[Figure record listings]
____
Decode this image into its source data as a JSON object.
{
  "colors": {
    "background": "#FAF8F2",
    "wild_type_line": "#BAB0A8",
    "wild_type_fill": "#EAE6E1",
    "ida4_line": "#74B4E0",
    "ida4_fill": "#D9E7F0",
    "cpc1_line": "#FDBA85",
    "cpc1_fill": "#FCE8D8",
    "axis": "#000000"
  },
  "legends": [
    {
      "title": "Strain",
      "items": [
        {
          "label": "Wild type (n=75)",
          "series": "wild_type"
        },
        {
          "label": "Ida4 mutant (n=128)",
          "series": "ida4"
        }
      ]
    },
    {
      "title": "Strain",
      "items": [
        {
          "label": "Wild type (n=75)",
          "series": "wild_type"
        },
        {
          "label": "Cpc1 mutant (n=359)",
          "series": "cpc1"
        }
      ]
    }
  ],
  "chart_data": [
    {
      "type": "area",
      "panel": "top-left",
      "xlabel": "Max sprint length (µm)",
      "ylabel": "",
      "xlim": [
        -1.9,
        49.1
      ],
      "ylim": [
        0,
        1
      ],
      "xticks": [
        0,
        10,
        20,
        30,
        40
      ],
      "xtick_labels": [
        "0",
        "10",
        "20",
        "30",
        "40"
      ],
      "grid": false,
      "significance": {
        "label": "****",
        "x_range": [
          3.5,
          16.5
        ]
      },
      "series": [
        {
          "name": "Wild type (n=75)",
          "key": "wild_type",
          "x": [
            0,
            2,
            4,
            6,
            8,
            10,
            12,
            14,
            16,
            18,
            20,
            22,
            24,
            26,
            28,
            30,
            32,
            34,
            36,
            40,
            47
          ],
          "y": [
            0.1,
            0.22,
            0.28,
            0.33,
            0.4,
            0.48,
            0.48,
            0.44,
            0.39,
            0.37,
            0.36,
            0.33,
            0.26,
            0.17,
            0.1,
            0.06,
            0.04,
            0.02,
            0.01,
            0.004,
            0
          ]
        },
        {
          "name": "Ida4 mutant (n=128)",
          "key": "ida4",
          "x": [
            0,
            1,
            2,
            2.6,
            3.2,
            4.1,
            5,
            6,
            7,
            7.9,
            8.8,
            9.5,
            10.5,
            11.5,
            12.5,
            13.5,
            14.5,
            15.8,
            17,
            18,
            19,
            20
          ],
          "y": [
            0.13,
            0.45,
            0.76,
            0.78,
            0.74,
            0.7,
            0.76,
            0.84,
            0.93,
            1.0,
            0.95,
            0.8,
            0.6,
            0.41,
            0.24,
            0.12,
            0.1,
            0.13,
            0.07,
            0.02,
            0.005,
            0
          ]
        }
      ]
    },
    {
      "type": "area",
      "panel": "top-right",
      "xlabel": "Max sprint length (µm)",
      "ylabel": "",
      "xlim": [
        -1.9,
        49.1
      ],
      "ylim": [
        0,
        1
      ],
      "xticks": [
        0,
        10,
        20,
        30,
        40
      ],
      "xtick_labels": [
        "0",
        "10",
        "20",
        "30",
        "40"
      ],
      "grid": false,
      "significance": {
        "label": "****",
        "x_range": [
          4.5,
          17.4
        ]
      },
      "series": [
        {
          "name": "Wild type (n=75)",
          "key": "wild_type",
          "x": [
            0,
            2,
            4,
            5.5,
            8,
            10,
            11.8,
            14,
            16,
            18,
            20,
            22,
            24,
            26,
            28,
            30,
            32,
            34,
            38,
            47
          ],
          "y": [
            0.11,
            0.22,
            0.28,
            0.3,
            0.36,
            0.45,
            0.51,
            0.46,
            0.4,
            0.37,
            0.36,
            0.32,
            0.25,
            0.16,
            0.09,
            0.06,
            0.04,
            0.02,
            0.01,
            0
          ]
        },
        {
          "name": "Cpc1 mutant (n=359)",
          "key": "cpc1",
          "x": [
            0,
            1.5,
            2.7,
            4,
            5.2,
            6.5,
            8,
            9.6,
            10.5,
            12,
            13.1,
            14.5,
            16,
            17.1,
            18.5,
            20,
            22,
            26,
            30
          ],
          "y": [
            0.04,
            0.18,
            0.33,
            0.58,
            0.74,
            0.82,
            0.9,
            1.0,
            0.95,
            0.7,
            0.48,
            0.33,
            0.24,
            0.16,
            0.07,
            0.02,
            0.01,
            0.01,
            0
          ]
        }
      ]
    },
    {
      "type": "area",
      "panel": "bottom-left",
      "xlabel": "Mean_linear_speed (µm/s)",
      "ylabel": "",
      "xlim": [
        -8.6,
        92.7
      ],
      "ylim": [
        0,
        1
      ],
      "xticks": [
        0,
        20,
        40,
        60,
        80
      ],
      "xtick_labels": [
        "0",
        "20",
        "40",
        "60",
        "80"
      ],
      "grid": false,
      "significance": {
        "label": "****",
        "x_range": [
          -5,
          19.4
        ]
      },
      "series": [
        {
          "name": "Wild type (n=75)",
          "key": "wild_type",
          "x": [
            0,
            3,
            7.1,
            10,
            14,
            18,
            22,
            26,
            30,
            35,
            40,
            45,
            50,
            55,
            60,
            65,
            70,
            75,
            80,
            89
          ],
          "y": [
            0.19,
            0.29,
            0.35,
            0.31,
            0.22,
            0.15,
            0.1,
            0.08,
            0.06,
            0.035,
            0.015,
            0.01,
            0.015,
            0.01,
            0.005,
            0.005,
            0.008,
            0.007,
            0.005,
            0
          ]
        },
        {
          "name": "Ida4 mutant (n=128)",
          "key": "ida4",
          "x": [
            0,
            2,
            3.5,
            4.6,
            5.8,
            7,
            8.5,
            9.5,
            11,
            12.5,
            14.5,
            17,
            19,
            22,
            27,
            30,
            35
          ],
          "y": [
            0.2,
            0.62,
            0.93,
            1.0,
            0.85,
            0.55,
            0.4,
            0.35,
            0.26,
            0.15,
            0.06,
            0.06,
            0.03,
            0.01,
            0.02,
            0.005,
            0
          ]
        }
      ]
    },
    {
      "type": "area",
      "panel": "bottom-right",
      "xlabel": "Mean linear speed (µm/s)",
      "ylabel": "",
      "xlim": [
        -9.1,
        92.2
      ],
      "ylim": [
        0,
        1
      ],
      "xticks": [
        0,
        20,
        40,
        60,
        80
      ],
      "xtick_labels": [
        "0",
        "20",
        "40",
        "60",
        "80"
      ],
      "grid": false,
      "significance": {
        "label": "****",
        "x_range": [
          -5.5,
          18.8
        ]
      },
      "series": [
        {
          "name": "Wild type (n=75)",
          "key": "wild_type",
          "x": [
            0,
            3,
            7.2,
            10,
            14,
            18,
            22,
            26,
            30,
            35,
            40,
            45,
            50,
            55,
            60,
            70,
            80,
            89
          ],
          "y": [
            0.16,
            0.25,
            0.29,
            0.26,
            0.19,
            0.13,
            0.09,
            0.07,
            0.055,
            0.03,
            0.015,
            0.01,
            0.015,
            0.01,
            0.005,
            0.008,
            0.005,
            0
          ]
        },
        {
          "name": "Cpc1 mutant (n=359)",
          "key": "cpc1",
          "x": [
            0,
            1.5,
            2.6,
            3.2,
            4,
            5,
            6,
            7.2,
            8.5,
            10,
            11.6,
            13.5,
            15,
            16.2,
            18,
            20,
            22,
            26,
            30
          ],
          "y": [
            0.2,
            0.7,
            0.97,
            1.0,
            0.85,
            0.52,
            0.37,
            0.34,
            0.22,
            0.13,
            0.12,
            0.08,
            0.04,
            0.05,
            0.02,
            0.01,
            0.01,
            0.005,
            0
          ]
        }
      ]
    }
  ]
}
____
■ WHAT THE EXERCISE ASKS ■
Please output the entire listing exactly as it stands.

■ TASK RESPONSE ■
Decode this image into its source data as a JSON object.
{
  "colors": {
    "background": "#FAF8F2",
    "wild_type_line": "#BAB0A8",
    "wild_type_fill": "#EAE6E1",
    "ida4_line": "#74B4E0",
    "ida4_fill": "#D9E7F0",
    "cpc1_line": "#FDBA85",
    "cpc1_fill": "#FCE8D8",
    "axis": "#000000"
  },
  "legends": [
    {
      "title": "Strain",
      "items": [
        {
          "label": "Wild type (n=75)",
          "series": "wild_type"
        },
        {
          "label": "Ida4 mutant (n=128)",
          "series": "ida4"
        }
      ]
    },
    {
      "title": "Strain",
      "items": [
        {
          "label": "Wild type (n=75)",
          "series": "wild_type"
        },
        {
          "label": "Cpc1 mutant (n=359)",
          "series": "cpc1"
        }
      ]
    }
  ],
  "chart_data": [
    {
      "type": "area",
      "panel": "top-left",
      "xlabel": "Max sprint length (µm)",
      "ylabel": "",
      "xlim": [
        -1.9,
        49.1
      ],
      "ylim": [
        0,
        1
      ],
      "xticks": [
        0,
        10,
        20,
        30,
        40
      ],
      "xtick_labels": [
        "0",
        "10",
        "20",
        "30",
        "40"
      ],
      "grid": false,
      "significance": {
        "label": "****",
        "x_range": [
          3.5,
          16.5
        ]
      },
      "series": [
        {
          "name": "Wild type (n=75)",
          "key": "wild_type",
          "x": [
            0,
            2,
            4,
            6,
            8,
            10,
            12,
            14,
            16,
            18,
            20,
            22,
            24,
            26,
            28,
            30,
            32,
            34,
            36,
            40,
            47
          ],
          "y": [
            0.1,
            0.22,
            0.28,
            0.33,
            0.4,
            0.48,
            0.48,
            0.44,
            0.39,
            0.37,
            0.36,
            0.33,
            0.26,
            0.17,
            0.1,
            0.06,
            0.04,
            0.02,
            0.01,
            0.004,
            0
          ]
        },
        {
          "name": "Ida4 mutant (n=128)",
          "key": "ida4",
          "x": [
            0,
            1,
            2,
            2.6,
            3.2,
            4.1,
            5,
            6,
            7,
            7.9,
            8.8,
            9.5,
            10.5,
            11.5,
            12.5,
            13.5,
            14.5,
            15.8,
            17,
            18,
            19,
            20
          ],
          "y": [
            0.13,
            0.45,
            0.76,
            0.78,
            0.74,
            0.7,
            0.76,
            0.84,
            0.93,
            1.0,
            0.95,
            0.8,
            0.6,
            0.41,
            0.24,
            0.12,
            0.1,
            0.13,
            0.07,
            0.02,
            0.005,
            0
          ]
        }
      ]
    },
    {
      "type": "area",
      "panel": "top-right",
      "xlabel": "Max sprint length (µm)",
      "ylabel": "",
      "xlim": [
        -1.9,
        49.1
      ],
      "ylim": [
        0,
        1
      ],
      "xticks": [
        0,
        10,
        20,
        30,
        40
      ],
      "xtick_labels": [
        "0",
        "10",
        "20",
        "30",
        "40"
      ],
      "grid": false,
      "significance": {
        "label": "****",
        "x_range": [
          4.5,
          17.4
        ]
      },
      "series": [
        {
          "name": "Wild type (n=75)",
          "key": "wild_type",
          "x": [
            0,
            2,
            4,
            5.5,
            8,
            10,
            11.8,
            14,
            16,
            18,
            20,
            22,
            24,
            26,
            28,
            30,
            32,
            34,
            38,
            47
          ],
          "y": [
            0.11,
            0.22,
            0.28,
            0.3,
            0.36,
            0.45,
            0.51,
            0.46,
            0.4,
            0.37,
            0.36,
            0.32,
            0.25,
            0.16,
            0.09,
            0.06,
            0.04,
            0.02,
            0.01,
            0
          ]
        },
        {
          "name": "Cpc1 mutant (n=359)",
          "key": "cpc1",
          "x": [
            0,
            1.5,
            2.7,
            4,
            5.2,
            6.5,
            8,
            9.6,
            10.5,
            12,
            13.1,
            14.5,
            16,
            17.1,
            18.5,
            20,
            22,
            26,
            30
          ],
          "y": [
            0.04,
            0.18,
            0.33,
            0.58,
            0.74,
            0.82,
            0.9,
            1.0,
            0.95,
            0.7,
            0.48,
            0.33,
            0.24,
            0.16,
            0.07,
            0.02,
            0.01,
            0.01,
            0
          ]
        }
      ]
    },
    {
      "type": "area",
      "panel": "bottom-left",
      "xlabel": "Mean_linear_speed (µm/s)",
      "ylabel": "",
      "xlim": [
        -8.6,
        92.7
      ],
      "ylim": [
        0,
        1
      ],
      "xticks": [
        0,
        20,
        40,
        60,
        80
      ],
      "xtick_labels": [
        "0",
        "20",
        "40",
        "60",
        "80"
      ],
      "grid": false,
      "significance": {
        "label": "****",
        "x_range": [
          -5,
          19.4
        ]
      },
      "series": [
        {
          "name": "Wild type (n=75)",
          "key": "wild_type",
          "x": [
            0,
            3,
            7.1,
            10,
            14,
            18,
            22,
            26,
            30,
            35,
            40,
            45,
            50,
            55,
            60,
            65,
            70,
            75,
            80,
            89
          ],
          "y": [
            0.19,
            0.29,
            0.35,
            0.31,
            0.22,
            0.15,
            0.1,
            0.08,
            0.06,
            0.035,
            0.015,
            0.01,
            0.015,
            0.01,
            0.005,
            0.005,
            0.008,
            0.007,
            0.005,
            0
          ]
        },
        {
          "name": "Ida4 mutant (n=128)",
          "key": "ida4",
          "x": [
            0,
            2,
            3.5,
            4.6,
            5.8,
            7,
            8.5,
            9.5,
            11,
            12.5,
            14.5,
            17,
            19,
            22,
            27,
            30,
            35
          ],
          "y": [
            0.2,
            0.62,
            0.93,
            1.0,
            0.85,
            0.55,
            0.4,
            0.35,
            0.26,
            0.15,
            0.06,
            0.06,
            0.03,
            0.01,
            0.02,
            0.005,
            0
          ]
        }
      ]
    },
    {
      "type": "area",
      "panel": "bottom-right",
      "xlabel": "Mean linear speed (µm/s)",
      "ylabel": "",
      "xlim": [
        -9.1,
        92.2
      ],
      "ylim": [
        0,
        1
      ],
      "xticks": [
        0,
        20,
        40,
        60,
        80
      ],
      "xtick_labels": [
        "0",
        "20",
        "40",
        "60",
        "80"
      ],
      "grid": false,
      "significance": {
        "label": "****",
        "x_range": [
          -5.5,
          18.8
        ]
      },
      "series": [
        {
          "name": "Wild type (n=75)",
          "key": "wild_type",
          "x": [
            0,
            3,
            7.2,
            10,
            14,
            18,
            22,
            26,
            30,
            35,
            40,
            45,
            50,
            55,
            60,
            70,
            80,
            89
          ],
          "y": [
            0.16,
            0.25,
            0.29,
            0.26,
            0.19,
            0.13,
            0.09,
            0.07,
            0.055,
            0.03,
            0.015,
            0.01,
            0.015,
            0.01,
            0.005,
            0.008,
            0.005,
            0
          ]
        },
        {
          "name": "Cpc1 mutant (n=359)",
          "key": "cpc1",
          "x": [
            0,
            1.5,
            2.6,
            3.2,
            4,
            5,
            6,
            7.2,
            8.5,
            10,
            11.6,
            13.5,
            15,
            16.2,
            18,
            20,
            22,
            26,
            30
          ],
          "y": [
            0.2,
            0.7,
            0.97,
            1.0,
            0.85,
            0.52,
            0.37,
            0.34,
            0.22,
            0.13,
            0.12,
            0.08,
            0.04,
            0.05,
            0.02,
            0.01,
            0.01,
            0.005,
            0
          ]
        }
      ]
    }
  ]
}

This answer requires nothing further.